## Exercise aim
Render every entry exactly as it appears.

Begin Records to process

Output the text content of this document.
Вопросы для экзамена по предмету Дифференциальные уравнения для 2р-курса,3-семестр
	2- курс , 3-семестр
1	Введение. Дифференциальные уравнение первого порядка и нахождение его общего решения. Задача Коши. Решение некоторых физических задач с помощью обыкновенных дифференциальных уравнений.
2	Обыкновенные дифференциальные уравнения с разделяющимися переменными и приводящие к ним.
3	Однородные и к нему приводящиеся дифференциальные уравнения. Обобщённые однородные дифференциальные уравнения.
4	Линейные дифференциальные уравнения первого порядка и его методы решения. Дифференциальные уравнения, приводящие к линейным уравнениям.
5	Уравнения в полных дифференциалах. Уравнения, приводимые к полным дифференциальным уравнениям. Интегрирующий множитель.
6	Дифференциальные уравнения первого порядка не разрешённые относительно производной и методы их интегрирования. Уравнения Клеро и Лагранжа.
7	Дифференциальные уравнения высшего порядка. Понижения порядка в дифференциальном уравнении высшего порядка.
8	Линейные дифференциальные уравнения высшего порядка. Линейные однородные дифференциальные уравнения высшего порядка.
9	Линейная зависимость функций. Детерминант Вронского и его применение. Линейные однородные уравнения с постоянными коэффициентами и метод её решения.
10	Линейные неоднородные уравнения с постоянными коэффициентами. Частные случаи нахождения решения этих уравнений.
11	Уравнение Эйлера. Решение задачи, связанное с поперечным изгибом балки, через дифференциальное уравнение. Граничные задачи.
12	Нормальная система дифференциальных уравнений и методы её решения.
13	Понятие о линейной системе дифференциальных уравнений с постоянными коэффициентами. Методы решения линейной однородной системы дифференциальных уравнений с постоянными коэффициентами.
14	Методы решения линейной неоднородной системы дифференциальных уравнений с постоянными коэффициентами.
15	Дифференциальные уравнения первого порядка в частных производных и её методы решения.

End Records to process

## Result of this exercise
Output the text content of this document.
Вопросы для экзамена по предмету Дифференциальные уравнения для 2р-курса,3-семестр
	2- курс , 3-семестр
1	Введение. Дифференциальные уравнение первого порядка и нахождение его общего решения. Задача Коши. Решение некоторых физических задач с помощью обыкновенных дифференциальных уравнений.
2	Обыкновенные дифференциальные уравнения с разделяющимися переменными и приводящие к ним.
3	Однородные и к нему приводящиеся дифференциальные уравнения. Обобщённые однородные дифференциальные уравнения.
4	Линейные дифференциальные уравнения первого порядка и его методы решения. Дифференциальные уравнения, приводящие к линейным уравнениям.
5	Уравнения в полных дифференциалах. Уравнения, приводимые к полным дифференциальным уравнениям. Интегрирующий множитель.
6	Дифференциальные уравнения первого порядка не разрешённые относительно производной и методы их интегрирования. Уравнения Клеро и Лагранжа.
7	Дифференциальные уравнения высшего порядка. Понижения порядка в дифференциальном уравнении высшего порядка.
8	Линейные дифференциальные уравнения высшего порядка. Линейные однородные дифференциальные уравнения высшего порядка.
9	Линейная зависимость функций. Детерминант Вронского и его применение. Линейные однородные уравнения с постоянными коэффициентами и метод её решения.
10	Линейные неоднородные уравнения с постоянными коэффициентами. Частные случаи нахождения решения этих уравнений.
11	Уравнение Эйлера. Решение задачи, связанное с поперечным изгибом балки, через дифференциальное уравнение. Граничные задачи.
12	Нормальная система дифференциальных уравнений и методы её решения.
13	Понятие о линейной системе дифференциальных уравнений с постоянными коэффициентами. Методы решения линейной однородной системы дифференциальных уравнений с постоянными коэффициентами.
14	Методы решения линейной неоднородной системы дифференциальных уравнений с постоянными коэффициентами.
15	Дифференциальные уравнения первого порядка в частных производных и её методы решения.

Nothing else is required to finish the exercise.